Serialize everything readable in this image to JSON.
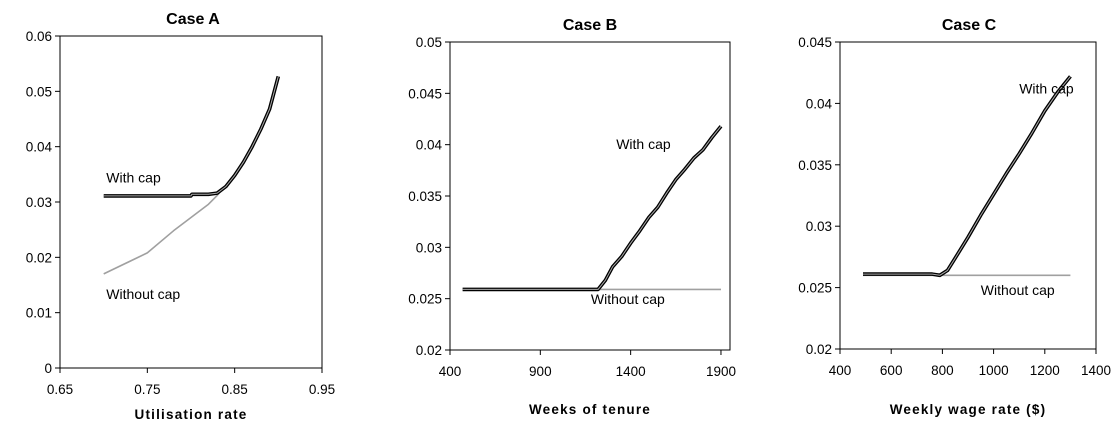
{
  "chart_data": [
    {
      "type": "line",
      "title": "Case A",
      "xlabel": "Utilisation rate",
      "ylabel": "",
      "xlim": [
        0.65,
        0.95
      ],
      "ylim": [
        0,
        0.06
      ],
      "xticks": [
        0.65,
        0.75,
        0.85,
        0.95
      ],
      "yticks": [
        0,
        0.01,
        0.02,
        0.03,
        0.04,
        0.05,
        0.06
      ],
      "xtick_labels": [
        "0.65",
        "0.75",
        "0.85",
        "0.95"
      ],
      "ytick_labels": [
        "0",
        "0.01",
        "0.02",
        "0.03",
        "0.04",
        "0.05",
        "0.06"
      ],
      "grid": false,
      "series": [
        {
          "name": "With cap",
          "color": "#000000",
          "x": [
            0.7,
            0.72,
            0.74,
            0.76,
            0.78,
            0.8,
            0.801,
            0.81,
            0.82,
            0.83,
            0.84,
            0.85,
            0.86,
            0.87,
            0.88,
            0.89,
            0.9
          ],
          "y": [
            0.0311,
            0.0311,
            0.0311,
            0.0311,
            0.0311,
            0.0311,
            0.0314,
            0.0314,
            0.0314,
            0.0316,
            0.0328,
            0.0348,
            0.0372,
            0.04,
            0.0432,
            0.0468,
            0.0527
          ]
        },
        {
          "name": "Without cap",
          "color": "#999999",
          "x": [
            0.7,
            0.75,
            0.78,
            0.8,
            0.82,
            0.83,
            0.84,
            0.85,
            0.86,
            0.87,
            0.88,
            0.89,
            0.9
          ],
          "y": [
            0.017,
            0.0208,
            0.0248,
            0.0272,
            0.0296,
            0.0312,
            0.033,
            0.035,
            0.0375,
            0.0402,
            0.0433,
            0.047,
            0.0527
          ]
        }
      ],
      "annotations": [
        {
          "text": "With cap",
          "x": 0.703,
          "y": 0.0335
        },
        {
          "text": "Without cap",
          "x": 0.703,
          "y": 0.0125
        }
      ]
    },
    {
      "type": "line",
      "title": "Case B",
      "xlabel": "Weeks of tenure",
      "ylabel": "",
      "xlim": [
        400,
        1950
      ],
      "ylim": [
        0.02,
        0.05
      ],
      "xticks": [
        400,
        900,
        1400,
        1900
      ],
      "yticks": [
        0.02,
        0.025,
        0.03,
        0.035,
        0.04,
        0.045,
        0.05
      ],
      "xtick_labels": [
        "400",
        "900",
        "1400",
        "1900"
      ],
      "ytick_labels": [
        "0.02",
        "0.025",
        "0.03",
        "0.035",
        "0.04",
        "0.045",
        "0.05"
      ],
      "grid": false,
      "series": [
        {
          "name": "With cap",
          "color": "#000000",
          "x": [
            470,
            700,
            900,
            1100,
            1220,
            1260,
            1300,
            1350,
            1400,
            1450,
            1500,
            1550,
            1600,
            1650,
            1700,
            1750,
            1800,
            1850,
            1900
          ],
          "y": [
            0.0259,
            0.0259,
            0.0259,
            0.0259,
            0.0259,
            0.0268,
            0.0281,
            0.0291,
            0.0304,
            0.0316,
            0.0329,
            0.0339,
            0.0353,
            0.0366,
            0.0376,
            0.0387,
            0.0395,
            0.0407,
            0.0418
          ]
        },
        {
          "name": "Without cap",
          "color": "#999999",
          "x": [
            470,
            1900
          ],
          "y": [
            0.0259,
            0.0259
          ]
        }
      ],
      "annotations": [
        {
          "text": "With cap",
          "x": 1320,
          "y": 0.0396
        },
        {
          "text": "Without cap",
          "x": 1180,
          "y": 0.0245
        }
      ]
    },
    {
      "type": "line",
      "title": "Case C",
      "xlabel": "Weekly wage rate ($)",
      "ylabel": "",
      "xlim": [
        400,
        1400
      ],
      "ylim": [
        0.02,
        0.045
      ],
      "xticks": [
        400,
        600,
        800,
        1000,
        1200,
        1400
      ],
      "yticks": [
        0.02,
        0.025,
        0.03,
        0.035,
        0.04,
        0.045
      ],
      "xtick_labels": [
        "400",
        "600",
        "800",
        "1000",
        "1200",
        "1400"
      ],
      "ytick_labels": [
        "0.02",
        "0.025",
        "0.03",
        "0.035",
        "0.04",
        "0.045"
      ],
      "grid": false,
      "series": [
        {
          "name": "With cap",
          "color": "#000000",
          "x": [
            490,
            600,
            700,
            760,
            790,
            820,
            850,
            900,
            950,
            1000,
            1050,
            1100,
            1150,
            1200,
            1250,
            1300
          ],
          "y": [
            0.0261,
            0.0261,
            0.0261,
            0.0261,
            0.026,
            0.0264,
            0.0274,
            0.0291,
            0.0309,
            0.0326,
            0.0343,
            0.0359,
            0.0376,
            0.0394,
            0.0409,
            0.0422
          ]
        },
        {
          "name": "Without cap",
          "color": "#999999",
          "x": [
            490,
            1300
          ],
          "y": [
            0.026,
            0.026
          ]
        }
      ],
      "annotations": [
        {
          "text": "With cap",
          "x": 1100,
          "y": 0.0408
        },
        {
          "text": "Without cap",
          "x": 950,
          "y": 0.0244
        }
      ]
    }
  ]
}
::::::::
AIM:
Show the lines that mention the word "xlabel".

TASK RESULT:
      "xlabel": "Utilisation rate",
      "xlabel": "Weeks of tenure",
      "xlabel": "Weekly wage rate ($)",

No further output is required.